_Aim:_ Pull out each line of the records holding the string "this".

_Data provided:_

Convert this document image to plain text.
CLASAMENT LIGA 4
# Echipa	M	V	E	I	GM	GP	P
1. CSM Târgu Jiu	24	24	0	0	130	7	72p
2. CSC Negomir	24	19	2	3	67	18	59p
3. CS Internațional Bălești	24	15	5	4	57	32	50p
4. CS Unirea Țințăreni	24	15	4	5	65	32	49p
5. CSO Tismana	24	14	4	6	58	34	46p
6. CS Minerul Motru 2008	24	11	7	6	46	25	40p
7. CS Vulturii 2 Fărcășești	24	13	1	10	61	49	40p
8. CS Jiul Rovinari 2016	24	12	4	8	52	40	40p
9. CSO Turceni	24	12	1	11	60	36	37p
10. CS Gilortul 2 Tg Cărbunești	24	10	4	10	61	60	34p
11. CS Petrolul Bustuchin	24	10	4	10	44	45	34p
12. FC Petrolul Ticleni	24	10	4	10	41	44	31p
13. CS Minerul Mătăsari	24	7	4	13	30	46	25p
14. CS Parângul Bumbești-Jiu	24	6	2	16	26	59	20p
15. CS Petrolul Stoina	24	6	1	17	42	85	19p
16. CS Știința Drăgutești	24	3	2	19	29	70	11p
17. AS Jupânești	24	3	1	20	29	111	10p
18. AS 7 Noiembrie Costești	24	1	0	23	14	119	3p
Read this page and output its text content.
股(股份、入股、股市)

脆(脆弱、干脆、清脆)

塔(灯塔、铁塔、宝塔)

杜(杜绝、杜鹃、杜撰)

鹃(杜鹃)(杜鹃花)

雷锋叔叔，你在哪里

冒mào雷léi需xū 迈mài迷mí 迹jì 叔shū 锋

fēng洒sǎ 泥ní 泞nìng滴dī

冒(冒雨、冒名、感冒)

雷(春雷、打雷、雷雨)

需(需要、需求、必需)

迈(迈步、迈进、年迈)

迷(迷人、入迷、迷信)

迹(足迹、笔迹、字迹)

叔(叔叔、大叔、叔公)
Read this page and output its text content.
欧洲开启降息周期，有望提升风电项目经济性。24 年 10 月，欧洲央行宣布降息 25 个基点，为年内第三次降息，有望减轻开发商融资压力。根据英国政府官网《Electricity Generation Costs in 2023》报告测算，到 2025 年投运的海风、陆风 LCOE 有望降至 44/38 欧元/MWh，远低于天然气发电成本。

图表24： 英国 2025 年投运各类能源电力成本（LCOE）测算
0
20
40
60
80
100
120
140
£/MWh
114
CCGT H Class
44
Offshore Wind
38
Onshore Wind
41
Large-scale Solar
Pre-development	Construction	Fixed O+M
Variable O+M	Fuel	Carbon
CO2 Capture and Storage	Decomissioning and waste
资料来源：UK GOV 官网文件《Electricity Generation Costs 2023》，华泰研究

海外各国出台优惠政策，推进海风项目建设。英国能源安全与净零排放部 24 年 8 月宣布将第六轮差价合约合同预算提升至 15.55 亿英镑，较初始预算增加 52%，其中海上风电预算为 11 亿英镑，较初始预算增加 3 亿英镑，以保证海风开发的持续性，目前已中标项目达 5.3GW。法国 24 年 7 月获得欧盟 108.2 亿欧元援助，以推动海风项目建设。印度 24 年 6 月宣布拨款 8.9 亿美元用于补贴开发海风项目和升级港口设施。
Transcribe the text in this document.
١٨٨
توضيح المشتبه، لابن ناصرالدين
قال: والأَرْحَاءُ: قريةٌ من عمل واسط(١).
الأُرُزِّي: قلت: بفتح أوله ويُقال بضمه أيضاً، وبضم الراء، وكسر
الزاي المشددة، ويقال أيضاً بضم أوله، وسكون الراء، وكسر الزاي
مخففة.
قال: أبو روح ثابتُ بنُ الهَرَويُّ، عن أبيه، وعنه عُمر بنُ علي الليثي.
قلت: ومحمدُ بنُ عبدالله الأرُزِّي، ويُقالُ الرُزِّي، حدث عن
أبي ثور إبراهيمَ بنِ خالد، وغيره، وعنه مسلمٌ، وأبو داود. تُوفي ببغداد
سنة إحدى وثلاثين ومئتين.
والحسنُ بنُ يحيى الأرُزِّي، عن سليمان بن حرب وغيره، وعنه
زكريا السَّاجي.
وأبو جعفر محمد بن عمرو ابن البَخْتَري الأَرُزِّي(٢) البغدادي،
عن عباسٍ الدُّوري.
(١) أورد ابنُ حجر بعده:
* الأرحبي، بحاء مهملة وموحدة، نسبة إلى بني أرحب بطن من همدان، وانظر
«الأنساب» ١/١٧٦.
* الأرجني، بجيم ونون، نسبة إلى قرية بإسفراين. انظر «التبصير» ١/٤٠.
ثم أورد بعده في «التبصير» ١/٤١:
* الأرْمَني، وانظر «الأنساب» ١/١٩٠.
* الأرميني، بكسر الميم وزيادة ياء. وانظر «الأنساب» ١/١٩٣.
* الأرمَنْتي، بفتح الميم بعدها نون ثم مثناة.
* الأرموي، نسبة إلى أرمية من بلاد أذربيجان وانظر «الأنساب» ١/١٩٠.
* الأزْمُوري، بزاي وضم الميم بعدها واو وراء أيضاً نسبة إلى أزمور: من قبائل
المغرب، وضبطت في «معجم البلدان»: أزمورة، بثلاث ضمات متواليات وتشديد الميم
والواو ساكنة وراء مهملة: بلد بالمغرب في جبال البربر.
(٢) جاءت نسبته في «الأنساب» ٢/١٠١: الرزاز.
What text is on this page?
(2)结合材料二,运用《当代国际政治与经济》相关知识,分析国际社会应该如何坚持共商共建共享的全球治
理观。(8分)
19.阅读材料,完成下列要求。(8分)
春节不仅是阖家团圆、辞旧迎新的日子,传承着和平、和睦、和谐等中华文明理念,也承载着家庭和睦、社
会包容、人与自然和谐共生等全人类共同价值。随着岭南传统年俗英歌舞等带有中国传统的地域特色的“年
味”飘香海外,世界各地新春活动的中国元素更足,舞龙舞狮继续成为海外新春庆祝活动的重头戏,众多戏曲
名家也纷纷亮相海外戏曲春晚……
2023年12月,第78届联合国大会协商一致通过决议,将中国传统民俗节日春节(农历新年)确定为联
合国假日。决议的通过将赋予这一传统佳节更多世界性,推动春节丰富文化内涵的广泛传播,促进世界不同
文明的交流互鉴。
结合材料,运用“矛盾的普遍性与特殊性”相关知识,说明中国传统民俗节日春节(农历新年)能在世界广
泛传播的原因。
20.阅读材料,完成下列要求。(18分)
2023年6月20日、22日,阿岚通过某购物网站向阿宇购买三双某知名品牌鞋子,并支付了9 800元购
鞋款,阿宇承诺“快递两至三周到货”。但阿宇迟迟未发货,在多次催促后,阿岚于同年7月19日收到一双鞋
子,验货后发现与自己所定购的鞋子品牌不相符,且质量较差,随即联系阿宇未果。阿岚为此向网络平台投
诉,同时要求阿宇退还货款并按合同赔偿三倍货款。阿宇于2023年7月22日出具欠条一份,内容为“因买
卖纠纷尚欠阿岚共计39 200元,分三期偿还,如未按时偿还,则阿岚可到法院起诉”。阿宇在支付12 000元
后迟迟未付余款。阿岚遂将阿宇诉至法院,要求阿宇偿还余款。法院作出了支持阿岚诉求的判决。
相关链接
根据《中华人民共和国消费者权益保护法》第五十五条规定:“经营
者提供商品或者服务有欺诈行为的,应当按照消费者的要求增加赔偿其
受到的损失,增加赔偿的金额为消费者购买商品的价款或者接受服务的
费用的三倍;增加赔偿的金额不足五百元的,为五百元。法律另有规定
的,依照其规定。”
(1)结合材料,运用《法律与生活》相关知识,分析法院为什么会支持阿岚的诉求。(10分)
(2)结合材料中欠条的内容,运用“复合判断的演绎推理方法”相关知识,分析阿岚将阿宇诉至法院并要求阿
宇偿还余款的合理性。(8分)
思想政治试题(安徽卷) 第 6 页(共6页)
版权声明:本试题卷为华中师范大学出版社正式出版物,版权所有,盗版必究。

_Result:_
Convert this document image to plain text.
Read this page and output its text content.
Read this page and output its text content.
Transcribe the text in this document.
What text is on this page?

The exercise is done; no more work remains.